Memorial Day 2025
Some long weekend thoughts...belonging is older than language. As our tools get smarter and teams smaller, the question isn’t what we can build alone—but what we risk losing together.
I spent Memorial Day Weekend in a group of six people: three couples, lazily grazing white wood floors and cookie-crumb-littered countertops that smelled like a Northeast summer. Six is a good number…enough for quiet mornings where someone else has probably already made the coffee, enough to play four rounds of Fishbowl, enough to smush comfortably into a car to pick up pizza for dessert. To be honest, I’ve always been a little skeptical of group trips with couples. My going theory is that having your safest person in the room can make it easy to default to the familiar, to share less. Empirically, though, given the easiness of the weekend, the way it settled into its own regenerative flow, I might be wrong. And so I found myself wondering: was it something about the number? Or was something else quietly at work beneath the surface?

[Page segmentation data]
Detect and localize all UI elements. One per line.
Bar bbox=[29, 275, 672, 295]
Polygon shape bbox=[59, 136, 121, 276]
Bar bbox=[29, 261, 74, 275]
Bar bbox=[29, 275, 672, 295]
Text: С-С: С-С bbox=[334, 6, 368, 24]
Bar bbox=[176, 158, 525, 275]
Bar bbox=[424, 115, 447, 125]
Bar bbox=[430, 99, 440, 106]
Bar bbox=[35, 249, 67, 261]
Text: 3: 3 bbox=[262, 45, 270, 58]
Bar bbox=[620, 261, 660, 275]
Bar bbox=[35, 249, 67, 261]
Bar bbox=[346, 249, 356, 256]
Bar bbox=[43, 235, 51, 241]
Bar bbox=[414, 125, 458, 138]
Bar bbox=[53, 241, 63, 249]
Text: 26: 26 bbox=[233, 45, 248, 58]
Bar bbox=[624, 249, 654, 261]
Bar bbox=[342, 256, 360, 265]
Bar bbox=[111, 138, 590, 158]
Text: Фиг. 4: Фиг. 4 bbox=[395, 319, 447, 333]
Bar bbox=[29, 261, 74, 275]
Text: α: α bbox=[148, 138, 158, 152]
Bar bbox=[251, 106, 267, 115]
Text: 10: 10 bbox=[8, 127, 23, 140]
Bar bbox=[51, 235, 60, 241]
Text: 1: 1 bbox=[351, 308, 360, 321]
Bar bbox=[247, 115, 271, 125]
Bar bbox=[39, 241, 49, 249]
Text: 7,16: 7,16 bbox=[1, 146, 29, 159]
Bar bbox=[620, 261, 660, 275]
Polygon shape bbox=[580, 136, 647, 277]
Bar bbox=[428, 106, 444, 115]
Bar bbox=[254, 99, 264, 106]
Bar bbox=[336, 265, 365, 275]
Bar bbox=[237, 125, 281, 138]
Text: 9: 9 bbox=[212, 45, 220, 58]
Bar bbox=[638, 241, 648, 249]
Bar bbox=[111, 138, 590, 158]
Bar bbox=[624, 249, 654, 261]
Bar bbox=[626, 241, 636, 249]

*Exercise:* Write out the Memorial Day 2025 piece again, starting with "Memorial Day 2025" and going on through "risk losing together.", and swap "language" for "speech". These items have no connection to the Memorial Day 2025 piece.

*Result for this exercise:*
Memorial Day 2025
Some long weekend thoughts...belonging is older than speech. As our tools get smarter and teams smaller, the question isn’t what we can build alone—but what we risk losing together.